* WORK INSTRUCTIONS
Reproduce the listing word for word. Skip any image.

•••••

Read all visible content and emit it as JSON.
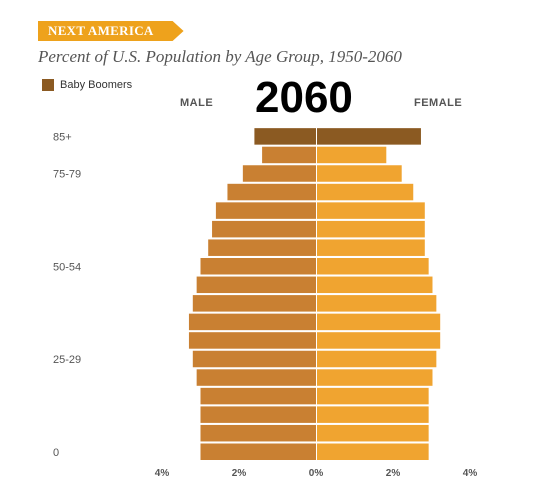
{
  "banner": "NEXT AMERICA",
  "subtitle": "Percent of U.S. Population by Age Group, 1950-2060",
  "year": "2060",
  "colors": {
    "male": "#c98032",
    "female": "#f0a430",
    "boomer": "#8b5a22",
    "banner": "#eea21c"
  },
  "chart_data": {
    "type": "bar",
    "orientation": "horizontal-population-pyramid",
    "title": "Percent of U.S. Population by Age Group, 1950-2060",
    "year": "2060",
    "left_label": "MALE",
    "right_label": "FEMALE",
    "legend": [
      {
        "name": "Baby Boomers",
        "color": "#8b5a22"
      }
    ],
    "legend_position": "top-left",
    "xlim": [
      -4,
      4
    ],
    "x_ticks": [
      "4%",
      "2%",
      "0%",
      "2%",
      "4%"
    ],
    "x_tick_values": [
      -4,
      -2,
      0,
      2,
      4
    ],
    "y_tick_labels": [
      {
        "label": "85+",
        "index": 17
      },
      {
        "label": "75-79",
        "index": 15
      },
      {
        "label": "50-54",
        "index": 10
      },
      {
        "label": "25-29",
        "index": 5
      },
      {
        "label": "0",
        "index": 0
      }
    ],
    "grid": false,
    "series": [
      {
        "name": "Male",
        "values": [
          3.0,
          3.0,
          3.0,
          3.0,
          3.1,
          3.2,
          3.3,
          3.3,
          3.2,
          3.1,
          3.0,
          2.8,
          2.7,
          2.6,
          2.3,
          1.9,
          1.4,
          1.6
        ]
      },
      {
        "name": "Female",
        "values": [
          2.9,
          2.9,
          2.9,
          2.9,
          3.0,
          3.1,
          3.2,
          3.2,
          3.1,
          3.0,
          2.9,
          2.8,
          2.8,
          2.8,
          2.5,
          2.2,
          1.8,
          2.7
        ]
      }
    ],
    "boomer_index": 17
  }
}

•••••

* TASK ANSWER
Read all visible content and emit it as JSON.
{
  "banner": "NEXT AMERICA",
  "subtitle": "Percent of U.S. Population by Age Group, 1950-2060",
  "year": "2060",
  "colors": {
    "male": "#c98032",
    "female": "#f0a430",
    "boomer": "#8b5a22",
    "banner": "#eea21c"
  },
  "chart_data": {
    "type": "bar",
    "orientation": "horizontal-population-pyramid",
    "title": "Percent of U.S. Population by Age Group, 1950-2060",
    "year": "2060",
    "left_label": "MALE",
    "right_label": "FEMALE",
    "legend": [
      {
        "name": "Baby Boomers",
        "color": "#8b5a22"
      }
    ],
    "legend_position": "top-left",
    "xlim": [
      -4,
      4
    ],
    "x_ticks": [
      "4%",
      "2%",
      "0%",
      "2%",
      "4%"
    ],
    "x_tick_values": [
      -4,
      -2,
      0,
      2,
      4
    ],
    "y_tick_labels": [
      {
        "label": "85+",
        "index": 17
      },
      {
        "label": "75-79",
        "index": 15
      },
      {
        "label": "50-54",
        "index": 10
      },
      {
        "label": "25-29",
        "index": 5
      },
      {
        "label": "0",
        "index": 0
      }
    ],
    "grid": false,
    "series": [
      {
        "name": "Male",
        "values": [
          3.0,
          3.0,
          3.0,
          3.0,
          3.1,
          3.2,
          3.3,
          3.3,
          3.2,
          3.1,
          3.0,
          2.8,
          2.7,
          2.6,
          2.3,
          1.9,
          1.4,
          1.6
        ]
      },
      {
        "name": "Female",
        "values": [
          2.9,
          2.9,
          2.9,
          2.9,
          3.0,
          3.1,
          3.2,
          3.2,
          3.1,
          3.0,
          2.9,
          2.8,
          2.8,
          2.8,
          2.5,
          2.2,
          1.8,
          2.7
        ]
      }
    ],
    "boomer_index": 17
  }
}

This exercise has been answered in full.